## AIM:
Check each line of the listing, and copy it if it contains the word "Mason".
start DATA SHOWN
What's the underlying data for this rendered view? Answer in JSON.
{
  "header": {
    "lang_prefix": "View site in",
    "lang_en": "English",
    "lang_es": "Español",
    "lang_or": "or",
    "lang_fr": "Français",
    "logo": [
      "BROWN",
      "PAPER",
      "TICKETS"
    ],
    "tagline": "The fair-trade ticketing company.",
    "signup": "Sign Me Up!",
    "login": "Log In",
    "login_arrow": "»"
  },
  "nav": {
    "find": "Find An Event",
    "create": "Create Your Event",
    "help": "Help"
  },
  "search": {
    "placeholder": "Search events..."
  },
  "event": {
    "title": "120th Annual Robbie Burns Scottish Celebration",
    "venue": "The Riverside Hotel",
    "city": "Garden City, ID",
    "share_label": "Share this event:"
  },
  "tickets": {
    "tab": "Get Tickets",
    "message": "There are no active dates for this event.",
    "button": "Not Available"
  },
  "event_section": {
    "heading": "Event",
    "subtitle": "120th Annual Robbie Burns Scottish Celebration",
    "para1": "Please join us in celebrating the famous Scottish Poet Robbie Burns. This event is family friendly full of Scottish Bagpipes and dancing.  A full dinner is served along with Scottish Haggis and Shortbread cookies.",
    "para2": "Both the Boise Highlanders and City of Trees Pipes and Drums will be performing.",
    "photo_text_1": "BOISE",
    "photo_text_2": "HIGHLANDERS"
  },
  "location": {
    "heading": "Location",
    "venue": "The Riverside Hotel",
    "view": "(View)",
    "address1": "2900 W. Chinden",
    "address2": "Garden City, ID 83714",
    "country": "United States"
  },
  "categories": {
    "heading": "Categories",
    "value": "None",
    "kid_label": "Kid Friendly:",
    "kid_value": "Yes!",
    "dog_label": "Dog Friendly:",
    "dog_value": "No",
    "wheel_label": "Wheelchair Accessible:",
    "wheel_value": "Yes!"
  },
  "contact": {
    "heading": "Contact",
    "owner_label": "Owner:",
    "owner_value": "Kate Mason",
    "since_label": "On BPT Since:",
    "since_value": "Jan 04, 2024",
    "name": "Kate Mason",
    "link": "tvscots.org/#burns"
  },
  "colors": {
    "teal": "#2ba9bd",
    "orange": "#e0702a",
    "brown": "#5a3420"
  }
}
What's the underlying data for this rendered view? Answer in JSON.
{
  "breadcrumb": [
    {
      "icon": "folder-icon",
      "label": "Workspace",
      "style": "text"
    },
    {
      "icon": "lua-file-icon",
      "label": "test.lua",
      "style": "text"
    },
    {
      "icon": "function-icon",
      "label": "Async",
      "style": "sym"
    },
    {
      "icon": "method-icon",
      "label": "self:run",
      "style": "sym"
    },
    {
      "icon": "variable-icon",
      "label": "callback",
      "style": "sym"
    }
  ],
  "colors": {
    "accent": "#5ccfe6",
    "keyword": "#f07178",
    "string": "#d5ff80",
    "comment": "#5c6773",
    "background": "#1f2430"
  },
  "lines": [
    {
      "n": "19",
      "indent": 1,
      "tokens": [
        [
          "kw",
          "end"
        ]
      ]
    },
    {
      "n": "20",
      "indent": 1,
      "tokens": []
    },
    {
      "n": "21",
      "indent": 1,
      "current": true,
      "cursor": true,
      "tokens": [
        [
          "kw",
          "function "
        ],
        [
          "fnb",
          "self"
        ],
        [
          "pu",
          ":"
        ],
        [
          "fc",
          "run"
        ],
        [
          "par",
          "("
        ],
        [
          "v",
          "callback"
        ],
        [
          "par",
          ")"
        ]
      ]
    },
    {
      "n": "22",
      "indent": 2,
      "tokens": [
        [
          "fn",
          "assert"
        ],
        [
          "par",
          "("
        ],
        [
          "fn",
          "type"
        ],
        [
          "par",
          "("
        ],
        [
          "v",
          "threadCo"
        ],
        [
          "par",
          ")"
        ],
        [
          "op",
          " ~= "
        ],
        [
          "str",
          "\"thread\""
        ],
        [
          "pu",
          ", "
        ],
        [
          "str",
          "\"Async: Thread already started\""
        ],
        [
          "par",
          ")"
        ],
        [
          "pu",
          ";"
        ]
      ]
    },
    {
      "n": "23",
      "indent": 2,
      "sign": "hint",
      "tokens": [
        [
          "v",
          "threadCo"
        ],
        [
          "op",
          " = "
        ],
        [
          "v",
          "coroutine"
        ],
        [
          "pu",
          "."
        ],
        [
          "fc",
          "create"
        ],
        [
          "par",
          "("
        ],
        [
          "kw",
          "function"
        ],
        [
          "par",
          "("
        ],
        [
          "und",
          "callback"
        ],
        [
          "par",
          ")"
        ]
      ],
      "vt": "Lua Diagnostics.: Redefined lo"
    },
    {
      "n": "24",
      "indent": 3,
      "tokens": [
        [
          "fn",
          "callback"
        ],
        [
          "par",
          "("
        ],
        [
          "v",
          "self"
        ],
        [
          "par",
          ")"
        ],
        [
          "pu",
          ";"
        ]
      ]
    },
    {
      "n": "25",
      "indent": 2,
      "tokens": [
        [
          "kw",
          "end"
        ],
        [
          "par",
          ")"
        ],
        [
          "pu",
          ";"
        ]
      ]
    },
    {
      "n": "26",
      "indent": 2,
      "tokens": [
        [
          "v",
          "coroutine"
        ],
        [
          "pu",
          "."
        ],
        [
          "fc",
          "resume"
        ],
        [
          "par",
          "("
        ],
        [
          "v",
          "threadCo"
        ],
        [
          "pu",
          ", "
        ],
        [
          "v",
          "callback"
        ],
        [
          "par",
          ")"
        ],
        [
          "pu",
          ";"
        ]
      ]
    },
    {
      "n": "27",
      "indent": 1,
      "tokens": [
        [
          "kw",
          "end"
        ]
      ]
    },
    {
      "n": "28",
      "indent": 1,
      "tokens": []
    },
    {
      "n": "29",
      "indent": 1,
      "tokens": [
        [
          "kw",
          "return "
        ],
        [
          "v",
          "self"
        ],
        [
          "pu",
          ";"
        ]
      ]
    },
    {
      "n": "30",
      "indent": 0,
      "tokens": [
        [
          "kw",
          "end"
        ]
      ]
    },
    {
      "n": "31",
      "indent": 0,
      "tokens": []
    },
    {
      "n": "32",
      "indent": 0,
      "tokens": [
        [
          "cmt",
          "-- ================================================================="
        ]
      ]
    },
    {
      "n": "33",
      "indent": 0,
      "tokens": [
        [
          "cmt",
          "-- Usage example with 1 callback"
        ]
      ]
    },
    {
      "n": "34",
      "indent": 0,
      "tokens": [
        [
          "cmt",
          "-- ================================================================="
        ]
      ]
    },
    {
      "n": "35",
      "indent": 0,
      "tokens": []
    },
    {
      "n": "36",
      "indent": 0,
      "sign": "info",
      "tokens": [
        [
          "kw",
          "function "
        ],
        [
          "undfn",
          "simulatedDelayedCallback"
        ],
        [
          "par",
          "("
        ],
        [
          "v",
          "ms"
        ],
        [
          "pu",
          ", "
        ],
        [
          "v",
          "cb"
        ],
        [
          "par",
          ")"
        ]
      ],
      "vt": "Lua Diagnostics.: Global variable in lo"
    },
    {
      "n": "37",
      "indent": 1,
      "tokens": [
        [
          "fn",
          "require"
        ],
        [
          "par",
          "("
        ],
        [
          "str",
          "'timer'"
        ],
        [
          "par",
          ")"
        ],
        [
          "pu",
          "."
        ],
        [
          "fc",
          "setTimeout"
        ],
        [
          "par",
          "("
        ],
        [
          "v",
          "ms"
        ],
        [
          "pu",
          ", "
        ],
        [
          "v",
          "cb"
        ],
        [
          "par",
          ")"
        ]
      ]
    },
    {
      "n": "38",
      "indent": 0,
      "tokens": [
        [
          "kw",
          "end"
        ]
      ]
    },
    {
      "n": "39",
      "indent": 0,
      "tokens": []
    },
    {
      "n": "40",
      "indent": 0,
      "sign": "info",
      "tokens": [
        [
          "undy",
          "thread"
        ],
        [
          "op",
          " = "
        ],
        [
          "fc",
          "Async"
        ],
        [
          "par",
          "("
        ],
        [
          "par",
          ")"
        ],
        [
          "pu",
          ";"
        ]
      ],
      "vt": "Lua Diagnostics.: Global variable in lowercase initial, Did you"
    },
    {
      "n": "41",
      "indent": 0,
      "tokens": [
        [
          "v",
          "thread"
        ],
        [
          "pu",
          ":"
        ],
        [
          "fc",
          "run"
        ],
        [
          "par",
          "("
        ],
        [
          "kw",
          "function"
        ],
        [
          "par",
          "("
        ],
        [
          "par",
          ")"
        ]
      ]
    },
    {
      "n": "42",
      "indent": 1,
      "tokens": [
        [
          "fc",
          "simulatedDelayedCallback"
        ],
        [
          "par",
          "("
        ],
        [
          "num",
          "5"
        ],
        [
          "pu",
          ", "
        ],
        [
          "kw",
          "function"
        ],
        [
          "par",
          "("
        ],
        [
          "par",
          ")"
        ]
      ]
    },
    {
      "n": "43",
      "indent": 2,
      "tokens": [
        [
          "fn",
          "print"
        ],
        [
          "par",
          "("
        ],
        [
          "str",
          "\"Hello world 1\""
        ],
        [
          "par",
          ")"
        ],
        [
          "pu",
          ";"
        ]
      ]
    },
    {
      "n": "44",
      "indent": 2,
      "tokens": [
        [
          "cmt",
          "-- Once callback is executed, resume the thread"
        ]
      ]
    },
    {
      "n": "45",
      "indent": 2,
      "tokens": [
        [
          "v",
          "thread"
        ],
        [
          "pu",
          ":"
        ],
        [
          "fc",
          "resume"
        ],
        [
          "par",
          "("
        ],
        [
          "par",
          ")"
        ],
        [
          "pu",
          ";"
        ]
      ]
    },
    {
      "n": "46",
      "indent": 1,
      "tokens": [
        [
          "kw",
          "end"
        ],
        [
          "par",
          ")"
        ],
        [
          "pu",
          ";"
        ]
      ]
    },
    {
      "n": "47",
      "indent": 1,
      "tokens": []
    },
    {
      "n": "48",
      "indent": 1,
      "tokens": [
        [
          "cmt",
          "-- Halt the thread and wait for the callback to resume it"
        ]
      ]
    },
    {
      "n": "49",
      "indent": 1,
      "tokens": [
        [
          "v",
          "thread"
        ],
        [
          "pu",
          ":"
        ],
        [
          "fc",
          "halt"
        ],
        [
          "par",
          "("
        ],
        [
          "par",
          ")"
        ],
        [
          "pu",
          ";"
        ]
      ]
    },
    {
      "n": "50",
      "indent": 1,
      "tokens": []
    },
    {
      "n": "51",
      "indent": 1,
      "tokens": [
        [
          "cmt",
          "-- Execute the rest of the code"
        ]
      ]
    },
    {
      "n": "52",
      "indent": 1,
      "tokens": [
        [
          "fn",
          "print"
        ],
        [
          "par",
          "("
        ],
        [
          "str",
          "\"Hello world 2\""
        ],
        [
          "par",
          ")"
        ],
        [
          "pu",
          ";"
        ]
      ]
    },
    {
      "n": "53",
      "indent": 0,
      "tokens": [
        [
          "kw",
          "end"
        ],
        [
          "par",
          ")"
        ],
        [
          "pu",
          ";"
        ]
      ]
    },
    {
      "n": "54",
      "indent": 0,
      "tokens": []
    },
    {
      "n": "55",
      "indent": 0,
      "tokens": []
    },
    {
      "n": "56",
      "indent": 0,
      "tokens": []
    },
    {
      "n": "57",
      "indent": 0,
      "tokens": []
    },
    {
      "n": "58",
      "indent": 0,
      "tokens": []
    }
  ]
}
end DATA SHOWN
## FULL RESPONSE:
    "owner_value": "Kate Mason",
    "name": "Kate Mason",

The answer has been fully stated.